» WHAT YOU NEED TO DO
Check every line of the entries that follow, and copy the ones containing "Semesters".

(Saved data entries)
··········
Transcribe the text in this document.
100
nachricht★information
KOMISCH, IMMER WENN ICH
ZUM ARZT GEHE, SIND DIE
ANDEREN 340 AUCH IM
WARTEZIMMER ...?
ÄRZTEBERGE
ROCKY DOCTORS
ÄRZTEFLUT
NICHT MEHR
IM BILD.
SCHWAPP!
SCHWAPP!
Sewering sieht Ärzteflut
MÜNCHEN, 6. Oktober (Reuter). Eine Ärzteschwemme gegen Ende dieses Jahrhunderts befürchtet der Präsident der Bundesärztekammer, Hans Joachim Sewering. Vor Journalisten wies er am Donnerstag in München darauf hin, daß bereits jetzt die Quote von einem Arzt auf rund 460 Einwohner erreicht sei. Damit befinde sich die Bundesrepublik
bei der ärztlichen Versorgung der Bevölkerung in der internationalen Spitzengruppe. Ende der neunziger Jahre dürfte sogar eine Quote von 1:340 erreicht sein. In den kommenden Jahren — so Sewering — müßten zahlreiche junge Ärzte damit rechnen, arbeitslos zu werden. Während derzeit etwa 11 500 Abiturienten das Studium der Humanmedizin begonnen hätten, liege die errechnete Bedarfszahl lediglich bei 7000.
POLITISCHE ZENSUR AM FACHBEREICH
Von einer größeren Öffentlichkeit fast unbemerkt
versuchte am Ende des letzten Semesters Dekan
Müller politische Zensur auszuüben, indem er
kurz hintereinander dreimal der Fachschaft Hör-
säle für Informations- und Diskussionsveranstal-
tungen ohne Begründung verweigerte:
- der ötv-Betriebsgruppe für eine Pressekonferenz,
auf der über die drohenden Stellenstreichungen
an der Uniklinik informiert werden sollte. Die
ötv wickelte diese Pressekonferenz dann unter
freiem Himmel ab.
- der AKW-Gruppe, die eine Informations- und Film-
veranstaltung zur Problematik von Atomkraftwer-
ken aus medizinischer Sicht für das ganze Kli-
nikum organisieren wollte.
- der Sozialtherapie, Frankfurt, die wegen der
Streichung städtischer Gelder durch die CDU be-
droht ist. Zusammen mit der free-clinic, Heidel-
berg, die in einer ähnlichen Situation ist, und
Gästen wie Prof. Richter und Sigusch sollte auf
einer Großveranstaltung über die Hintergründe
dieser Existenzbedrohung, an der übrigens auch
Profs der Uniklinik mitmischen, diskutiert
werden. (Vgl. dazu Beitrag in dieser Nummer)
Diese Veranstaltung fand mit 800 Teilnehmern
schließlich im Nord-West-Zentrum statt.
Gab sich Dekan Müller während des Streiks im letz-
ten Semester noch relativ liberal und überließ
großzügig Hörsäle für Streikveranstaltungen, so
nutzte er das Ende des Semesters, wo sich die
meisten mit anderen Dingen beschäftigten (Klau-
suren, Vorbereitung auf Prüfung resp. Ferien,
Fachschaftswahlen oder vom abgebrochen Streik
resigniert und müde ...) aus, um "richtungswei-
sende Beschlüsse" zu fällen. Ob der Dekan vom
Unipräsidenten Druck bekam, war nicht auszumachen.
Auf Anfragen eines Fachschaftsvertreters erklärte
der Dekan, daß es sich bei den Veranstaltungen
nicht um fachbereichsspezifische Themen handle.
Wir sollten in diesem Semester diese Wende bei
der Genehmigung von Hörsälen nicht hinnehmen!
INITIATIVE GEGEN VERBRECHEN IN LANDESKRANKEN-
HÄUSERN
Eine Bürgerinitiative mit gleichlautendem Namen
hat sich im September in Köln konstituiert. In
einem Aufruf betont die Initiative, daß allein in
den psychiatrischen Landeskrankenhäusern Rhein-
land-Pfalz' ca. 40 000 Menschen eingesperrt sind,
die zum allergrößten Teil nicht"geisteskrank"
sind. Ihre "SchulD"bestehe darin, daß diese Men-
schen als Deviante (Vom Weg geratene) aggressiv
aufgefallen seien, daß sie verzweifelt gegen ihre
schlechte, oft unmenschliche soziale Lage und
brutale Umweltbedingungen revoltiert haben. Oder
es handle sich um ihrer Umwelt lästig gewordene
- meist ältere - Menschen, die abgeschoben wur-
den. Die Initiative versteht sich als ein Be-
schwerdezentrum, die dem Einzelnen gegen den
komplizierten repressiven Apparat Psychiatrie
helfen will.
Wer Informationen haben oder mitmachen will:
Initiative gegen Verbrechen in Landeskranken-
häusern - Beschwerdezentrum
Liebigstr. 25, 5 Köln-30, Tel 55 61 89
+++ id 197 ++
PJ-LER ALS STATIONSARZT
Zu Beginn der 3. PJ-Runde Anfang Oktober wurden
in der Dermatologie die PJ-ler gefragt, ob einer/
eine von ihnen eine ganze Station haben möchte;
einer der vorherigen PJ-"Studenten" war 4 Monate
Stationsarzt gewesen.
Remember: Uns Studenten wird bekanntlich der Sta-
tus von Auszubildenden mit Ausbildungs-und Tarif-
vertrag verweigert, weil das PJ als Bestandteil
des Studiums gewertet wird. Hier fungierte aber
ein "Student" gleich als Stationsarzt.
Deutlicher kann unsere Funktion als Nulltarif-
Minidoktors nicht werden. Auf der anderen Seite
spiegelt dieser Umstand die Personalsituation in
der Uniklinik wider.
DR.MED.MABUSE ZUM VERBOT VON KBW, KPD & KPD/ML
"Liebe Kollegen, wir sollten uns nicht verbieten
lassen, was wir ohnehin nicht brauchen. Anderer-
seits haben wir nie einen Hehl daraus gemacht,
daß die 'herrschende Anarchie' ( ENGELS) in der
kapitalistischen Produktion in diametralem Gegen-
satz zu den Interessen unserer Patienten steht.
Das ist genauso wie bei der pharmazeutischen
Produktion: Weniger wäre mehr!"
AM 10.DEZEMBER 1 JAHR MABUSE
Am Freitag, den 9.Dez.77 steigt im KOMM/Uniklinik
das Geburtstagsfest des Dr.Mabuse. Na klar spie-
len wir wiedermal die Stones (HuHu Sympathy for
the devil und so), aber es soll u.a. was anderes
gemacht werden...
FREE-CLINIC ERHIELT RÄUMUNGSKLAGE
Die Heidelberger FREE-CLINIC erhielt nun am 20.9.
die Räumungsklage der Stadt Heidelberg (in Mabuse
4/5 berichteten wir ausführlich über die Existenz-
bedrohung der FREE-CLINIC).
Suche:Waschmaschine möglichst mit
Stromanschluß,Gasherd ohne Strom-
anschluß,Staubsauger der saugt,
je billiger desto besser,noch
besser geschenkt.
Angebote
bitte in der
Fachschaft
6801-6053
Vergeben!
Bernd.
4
··········
» COMPLETE ANSWER
versuchte am Ende des letzten Semesters Dekan
nutzte er das Ende des Semesters, wo sich die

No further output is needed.